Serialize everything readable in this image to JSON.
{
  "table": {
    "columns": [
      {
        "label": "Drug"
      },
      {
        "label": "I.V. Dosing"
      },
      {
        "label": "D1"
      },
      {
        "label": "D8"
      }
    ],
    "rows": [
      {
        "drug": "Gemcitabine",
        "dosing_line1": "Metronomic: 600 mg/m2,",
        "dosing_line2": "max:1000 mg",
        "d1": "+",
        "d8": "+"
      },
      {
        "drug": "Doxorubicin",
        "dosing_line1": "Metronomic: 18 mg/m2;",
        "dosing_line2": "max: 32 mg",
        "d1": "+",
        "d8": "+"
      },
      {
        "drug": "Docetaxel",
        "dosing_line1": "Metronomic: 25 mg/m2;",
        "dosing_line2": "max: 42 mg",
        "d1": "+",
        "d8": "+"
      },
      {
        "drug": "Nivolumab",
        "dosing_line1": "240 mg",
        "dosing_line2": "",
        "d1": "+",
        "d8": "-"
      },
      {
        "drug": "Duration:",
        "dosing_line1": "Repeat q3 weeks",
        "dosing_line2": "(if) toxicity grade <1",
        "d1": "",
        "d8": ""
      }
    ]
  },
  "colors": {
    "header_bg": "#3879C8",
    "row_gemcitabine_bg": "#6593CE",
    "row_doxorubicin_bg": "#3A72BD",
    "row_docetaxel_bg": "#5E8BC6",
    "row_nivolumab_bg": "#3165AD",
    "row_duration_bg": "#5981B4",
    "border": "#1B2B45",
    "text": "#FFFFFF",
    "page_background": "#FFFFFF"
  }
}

-----

**Problem details**
Return what is listed above, exactly and completely.

**Solution for this task**
Serialize everything readable in this image to JSON.
{
  "table": {
    "columns": [
      {
        "label": "Drug"
      },
      {
        "label": "I.V. Dosing"
      },
      {
        "label": "D1"
      },
      {
        "label": "D8"
      }
    ],
    "rows": [
      {
        "drug": "Gemcitabine",
        "dosing_line1": "Metronomic: 600 mg/m2,",
        "dosing_line2": "max:1000 mg",
        "d1": "+",
        "d8": "+"
      },
      {
        "drug": "Doxorubicin",
        "dosing_line1": "Metronomic: 18 mg/m2;",
        "dosing_line2": "max: 32 mg",
        "d1": "+",
        "d8": "+"
      },
      {
        "drug": "Docetaxel",
        "dosing_line1": "Metronomic: 25 mg/m2;",
        "dosing_line2": "max: 42 mg",
        "d1": "+",
        "d8": "+"
      },
      {
        "drug": "Nivolumab",
        "dosing_line1": "240 mg",
        "dosing_line2": "",
        "d1": "+",
        "d8": "-"
      },
      {
        "drug": "Duration:",
        "dosing_line1": "Repeat q3 weeks",
        "dosing_line2": "(if) toxicity grade <1",
        "d1": "",
        "d8": ""
      }
    ]
  },
  "colors": {
    "header_bg": "#3879C8",
    "row_gemcitabine_bg": "#6593CE",
    "row_doxorubicin_bg": "#3A72BD",
    "row_docetaxel_bg": "#5E8BC6",
    "row_nivolumab_bg": "#3165AD",
    "row_duration_bg": "#5981B4",
    "border": "#1B2B45",
    "text": "#FFFFFF",
    "page_background": "#FFFFFF"
  }
}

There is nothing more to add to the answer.